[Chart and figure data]
++++
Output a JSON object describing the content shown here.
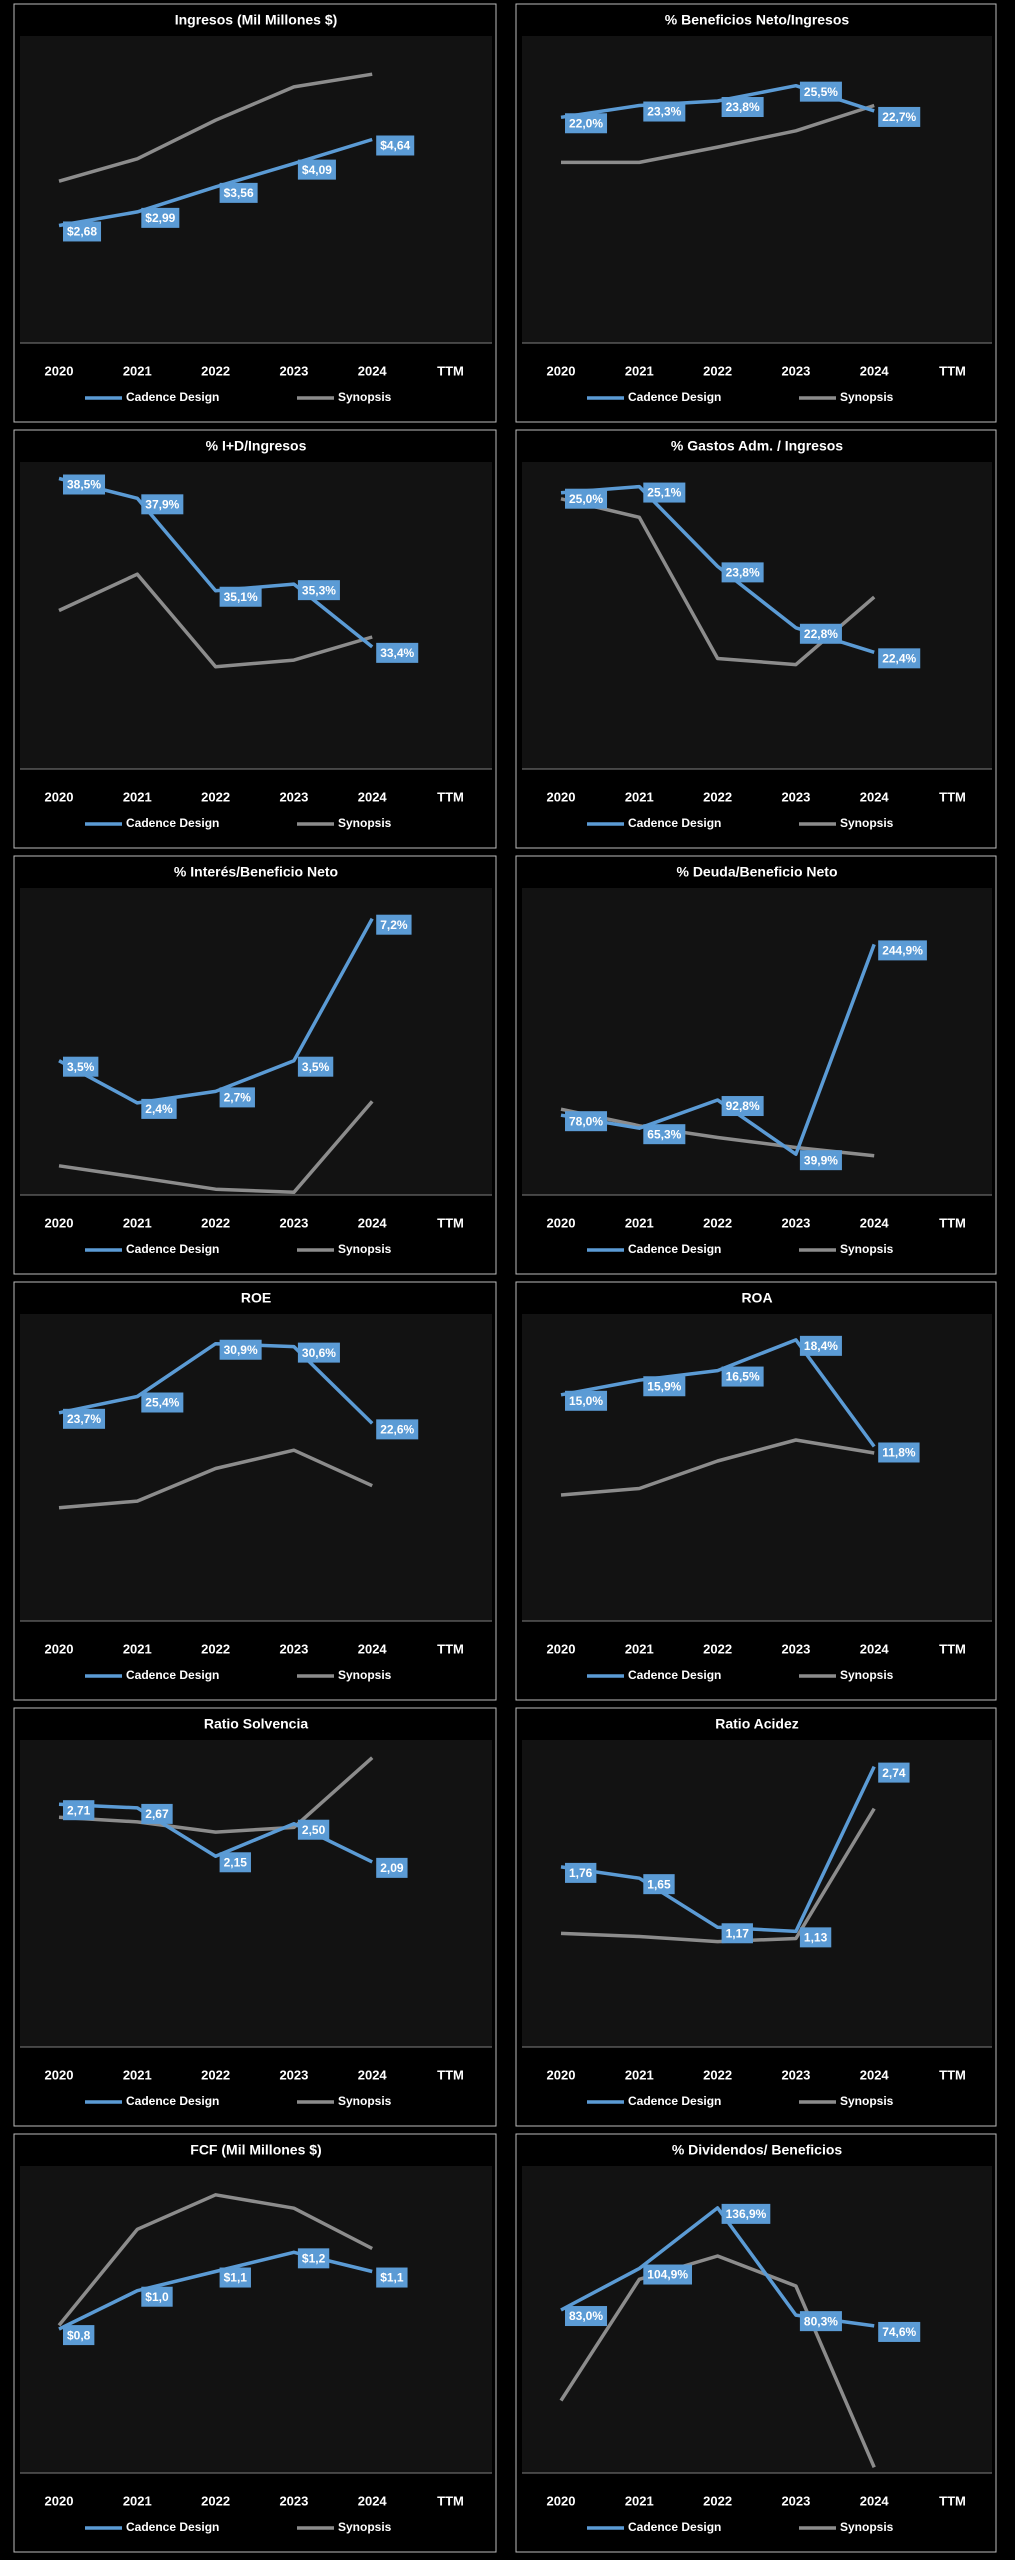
{
  "chart_data": [
    {
      "type": "line",
      "title": "Ingresos (Mil Millones $)",
      "categories": [
        "2020",
        "2021",
        "2022",
        "2023",
        "2024",
        "TTM"
      ],
      "ylim": [
        0,
        7
      ],
      "series": [
        {
          "name": "Cadence Design",
          "color": "#5b9bd5",
          "values": [
            2.68,
            2.99,
            3.56,
            4.09,
            4.64,
            null
          ],
          "value_labels": [
            "$2,68",
            "$2,99",
            "$3,56",
            "$4,09",
            "$4,64",
            null
          ]
        },
        {
          "name": "Synopsis",
          "color": "#8c8c8c",
          "values": [
            3.69,
            4.2,
            5.08,
            5.84,
            6.13,
            null
          ]
        }
      ]
    },
    {
      "type": "line",
      "title": "% Beneficios Neto/Ingresos",
      "categories": [
        "2020",
        "2021",
        "2022",
        "2023",
        "2024",
        "TTM"
      ],
      "ylim": [
        -3,
        31
      ],
      "series": [
        {
          "name": "Cadence Design",
          "color": "#5b9bd5",
          "values": [
            22.0,
            23.3,
            23.8,
            25.5,
            22.7,
            null
          ],
          "value_labels": [
            "22,0%",
            "23,3%",
            "23,8%",
            "25,5%",
            "22,7%",
            null
          ]
        },
        {
          "name": "Synopsis",
          "color": "#8c8c8c",
          "values": [
            17.0,
            17.0,
            18.7,
            20.5,
            23.3,
            null
          ]
        }
      ]
    },
    {
      "type": "line",
      "title": "% I+D/Ingresos",
      "categories": [
        "2020",
        "2021",
        "2022",
        "2023",
        "2024",
        "TTM"
      ],
      "ylim": [
        29.7,
        39
      ],
      "series": [
        {
          "name": "Cadence Design",
          "color": "#5b9bd5",
          "values": [
            38.5,
            37.9,
            35.1,
            35.3,
            33.4,
            null
          ],
          "value_labels": [
            "38,5%",
            "37,9%",
            "35,1%",
            "35,3%",
            "33,4%",
            null
          ]
        },
        {
          "name": "Synopsis",
          "color": "#8c8c8c",
          "values": [
            34.5,
            35.6,
            32.8,
            33.0,
            33.7,
            null
          ]
        }
      ]
    },
    {
      "type": "line",
      "title": "% Gastos Adm. / Ingresos",
      "categories": [
        "2020",
        "2021",
        "2022",
        "2023",
        "2024",
        "TTM"
      ],
      "ylim": [
        20.5,
        25.5
      ],
      "series": [
        {
          "name": "Cadence Design",
          "color": "#5b9bd5",
          "values": [
            25.0,
            25.1,
            23.8,
            22.8,
            22.4,
            null
          ],
          "value_labels": [
            "25,0%",
            "25,1%",
            "23,8%",
            "22,8%",
            "22,4%",
            null
          ]
        },
        {
          "name": "Synopsis",
          "color": "#8c8c8c",
          "values": [
            24.9,
            24.6,
            22.3,
            22.2,
            23.3,
            null
          ]
        }
      ]
    },
    {
      "type": "line",
      "title": "% Interés/Beneficio Neto",
      "categories": [
        "2020",
        "2021",
        "2022",
        "2023",
        "2024",
        "TTM"
      ],
      "ylim": [
        0,
        8
      ],
      "series": [
        {
          "name": "Cadence Design",
          "color": "#5b9bd5",
          "values": [
            3.5,
            2.4,
            2.7,
            3.5,
            7.2,
            null
          ],
          "value_labels": [
            "3,5%",
            "2,4%",
            "2,7%",
            "3,5%",
            "7,2%",
            null
          ]
        },
        {
          "name": "Synopsis",
          "color": "#8c8c8c",
          "values": [
            0.76,
            0.46,
            0.15,
            0.07,
            2.44,
            null
          ]
        }
      ]
    },
    {
      "type": "line",
      "title": "% Deuda/Beneficio Neto",
      "categories": [
        "2020",
        "2021",
        "2022",
        "2023",
        "2024",
        "TTM"
      ],
      "ylim": [
        0,
        300
      ],
      "series": [
        {
          "name": "Cadence Design",
          "color": "#5b9bd5",
          "values": [
            78.0,
            65.3,
            92.8,
            39.9,
            244.9,
            null
          ],
          "value_labels": [
            "78,0%",
            "65,3%",
            "92,8%",
            "39,9%",
            "244,9%",
            null
          ]
        },
        {
          "name": "Synopsis",
          "color": "#8c8c8c",
          "values": [
            83.8,
            67.6,
            56.2,
            46.4,
            38.3,
            null
          ]
        }
      ]
    },
    {
      "type": "line",
      "title": "ROE",
      "categories": [
        "2020",
        "2021",
        "2022",
        "2023",
        "2024",
        "TTM"
      ],
      "ylim": [
        2,
        34
      ],
      "series": [
        {
          "name": "Cadence Design",
          "color": "#5b9bd5",
          "values": [
            23.7,
            25.4,
            30.9,
            30.6,
            22.6,
            null
          ],
          "value_labels": [
            "23,7%",
            "25,4%",
            "30,9%",
            "30,6%",
            "22,6%",
            null
          ]
        },
        {
          "name": "Synopsis",
          "color": "#8c8c8c",
          "values": [
            13.8,
            14.5,
            17.9,
            19.8,
            16.1,
            null
          ]
        }
      ]
    },
    {
      "type": "line",
      "title": "ROA",
      "categories": [
        "2020",
        "2021",
        "2022",
        "2023",
        "2024",
        "TTM"
      ],
      "ylim": [
        1,
        20
      ],
      "series": [
        {
          "name": "Cadence Design",
          "color": "#5b9bd5",
          "values": [
            15.0,
            15.9,
            16.5,
            18.4,
            11.8,
            null
          ],
          "value_labels": [
            "15,0%",
            "15,9%",
            "16,5%",
            "18,4%",
            "11,8%",
            null
          ]
        },
        {
          "name": "Synopsis",
          "color": "#8c8c8c",
          "values": [
            8.8,
            9.2,
            10.9,
            12.2,
            11.4,
            null
          ]
        }
      ]
    },
    {
      "type": "line",
      "title": "Ratio Solvencia",
      "categories": [
        "2020",
        "2021",
        "2022",
        "2023",
        "2024",
        "TTM"
      ],
      "ylim": [
        0.1,
        3.4
      ],
      "series": [
        {
          "name": "Cadence Design",
          "color": "#5b9bd5",
          "values": [
            2.71,
            2.67,
            2.15,
            2.5,
            2.09,
            null
          ],
          "value_labels": [
            "2,71",
            "2,67",
            "2,15",
            "2,50",
            "2,09",
            null
          ]
        },
        {
          "name": "Synopsis",
          "color": "#8c8c8c",
          "values": [
            2.57,
            2.52,
            2.41,
            2.46,
            3.21,
            null
          ]
        }
      ]
    },
    {
      "type": "line",
      "title": "Ratio Acidez",
      "categories": [
        "2020",
        "2021",
        "2022",
        "2023",
        "2024",
        "TTM"
      ],
      "ylim": [
        0,
        3
      ],
      "series": [
        {
          "name": "Cadence Design",
          "color": "#5b9bd5",
          "values": [
            1.76,
            1.65,
            1.17,
            1.13,
            2.74,
            null
          ],
          "value_labels": [
            "1,76",
            "1,65",
            "1,17",
            "1,13",
            "2,74",
            null
          ]
        },
        {
          "name": "Synopsis",
          "color": "#8c8c8c",
          "values": [
            1.11,
            1.08,
            1.03,
            1.06,
            2.33,
            null
          ]
        }
      ]
    },
    {
      "type": "line",
      "title": "FCF (Mil Millones $)",
      "categories": [
        "2020",
        "2021",
        "2022",
        "2023",
        "2024",
        "TTM"
      ],
      "ylim": [
        0.05,
        1.65
      ],
      "series": [
        {
          "name": "Cadence Design",
          "color": "#5b9bd5",
          "values": [
            0.8,
            1.0,
            1.1,
            1.2,
            1.1,
            null
          ],
          "value_labels": [
            "$0,8",
            "$1,0",
            "$1,1",
            "$1,2",
            "$1,1",
            null
          ]
        },
        {
          "name": "Synopsis",
          "color": "#8c8c8c",
          "values": [
            0.82,
            1.32,
            1.5,
            1.43,
            1.22,
            null
          ]
        }
      ]
    },
    {
      "type": "line",
      "title": "% Dividendos/ Beneficios",
      "categories": [
        "2020",
        "2021",
        "2022",
        "2023",
        "2024",
        "TTM"
      ],
      "ylim": [
        -3,
        159
      ],
      "series": [
        {
          "name": "Cadence Design",
          "color": "#5b9bd5",
          "values": [
            83.0,
            104.9,
            136.9,
            80.3,
            74.6,
            null
          ],
          "value_labels": [
            "83,0%",
            "104,9%",
            "136,9%",
            "80,3%",
            "74,6%",
            null
          ]
        },
        {
          "name": "Synopsis",
          "color": "#8c8c8c",
          "values": [
            35.2,
            99.2,
            111.5,
            95.7,
            0,
            null
          ]
        }
      ]
    }
  ]
}
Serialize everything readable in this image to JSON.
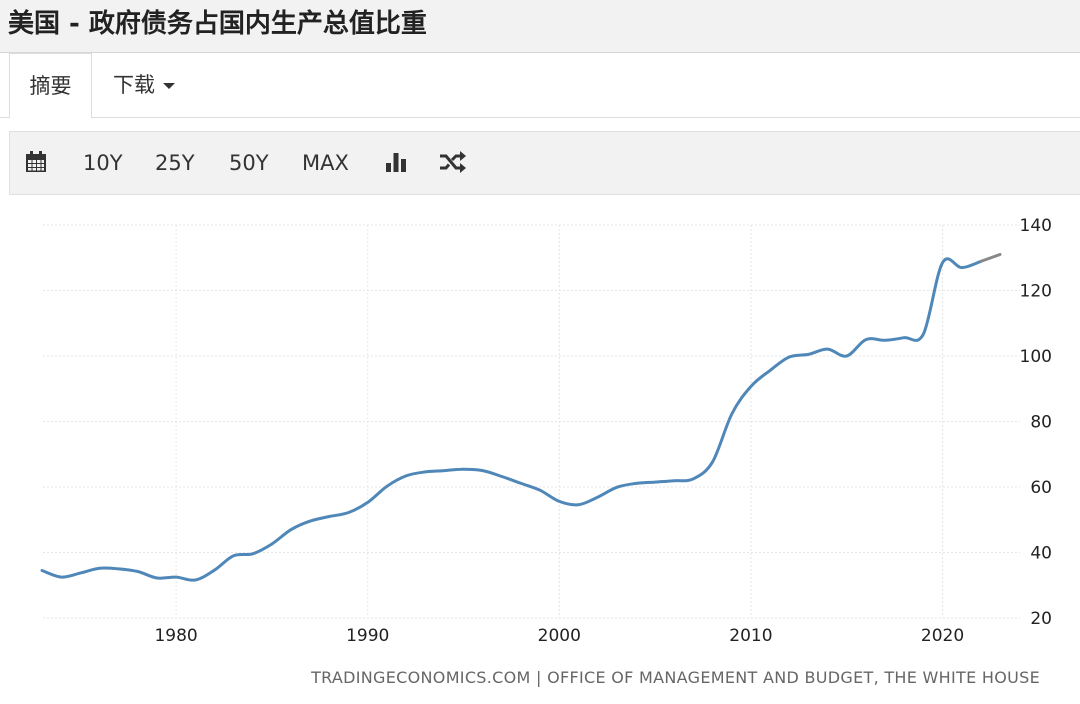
{
  "header": {
    "title": "美国 - 政府债务占国内生产总值比重"
  },
  "tabs": [
    {
      "label": "摘要"
    },
    {
      "label": "下载"
    }
  ],
  "toolbar": {
    "calendar_icon": "calendar-icon",
    "ranges": [
      "10Y",
      "25Y",
      "50Y",
      "MAX"
    ],
    "bar_chart_icon": "bar-chart-icon",
    "random_icon": "shuffle-icon"
  },
  "colors": {
    "series": "#4f87b8",
    "forecast": "#888888",
    "grid": "#e6e6e6"
  },
  "source": "TRADINGECONOMICS.COM | OFFICE OF MANAGEMENT AND BUDGET, THE WHITE HOUSE",
  "chart_data": {
    "type": "line",
    "title": "",
    "xlabel": "",
    "ylabel": "",
    "xlim": [
      1973,
      2023
    ],
    "ylim": [
      20,
      140
    ],
    "x_ticks": [
      1980,
      1990,
      2000,
      2010,
      2020
    ],
    "y_ticks": [
      20,
      40,
      60,
      80,
      100,
      120,
      140
    ],
    "y_axis_position": "right",
    "grid": true,
    "series": [
      {
        "x": [
          1973,
          1974,
          1975,
          1976,
          1977,
          1978,
          1979,
          1980,
          1981,
          1982,
          1983,
          1984,
          1985,
          1986,
          1987,
          1988,
          1989,
          1990,
          1991,
          1992,
          1993,
          1994,
          1995,
          1996,
          1997,
          1998,
          1999,
          2000,
          2001,
          2002,
          2003,
          2004,
          2005,
          2006,
          2007,
          2008,
          2009,
          2010,
          2011,
          2012,
          2013,
          2014,
          2015,
          2016,
          2017,
          2018,
          2019,
          2020,
          2021,
          2022
        ],
        "y": [
          34.5,
          32.5,
          33.7,
          35.2,
          35,
          34.2,
          32.2,
          32.5,
          31.6,
          34.6,
          39,
          39.6,
          42.6,
          47,
          49.6,
          51,
          52.2,
          55.3,
          60.2,
          63.4,
          64.6,
          65,
          65.4,
          65,
          63.2,
          61.1,
          59,
          55.6,
          54.6,
          56.9,
          59.9,
          61.1,
          61.5,
          61.9,
          62.5,
          67.7,
          82.3,
          90.7,
          95.6,
          99.7,
          100.5,
          102.1,
          100,
          105,
          104.8,
          105.6,
          106.7,
          128.5,
          127,
          128.9
        ]
      },
      {
        "x": [
          2022,
          2023
        ],
        "y": [
          128.9,
          131
        ]
      }
    ]
  }
}
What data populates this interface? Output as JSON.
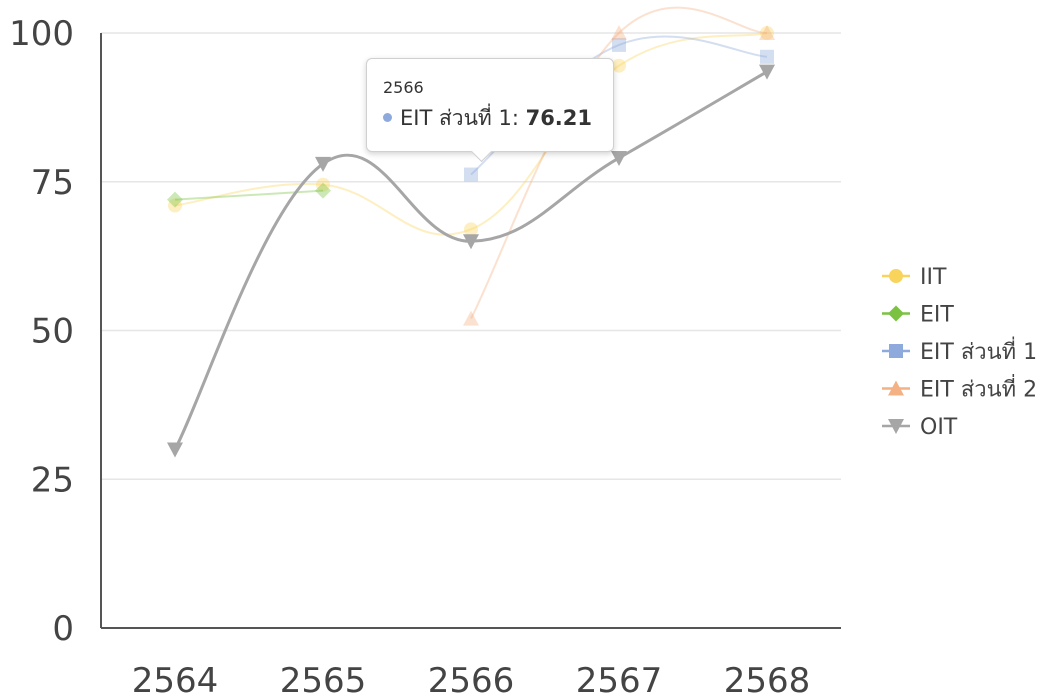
++++
* _WORK TO BE COMPLETED_
Look through the material above. Copy each line where the word "Ingresos" appears.

* _ANSWER IN FULL_
      "title": "Ingresos (Mil Millones $)",
      "title": "% Beneficios Neto/Ingresos",
      "title": "% I+D/Ingresos",
      "title": "% Gastos Adm. / Ingresos",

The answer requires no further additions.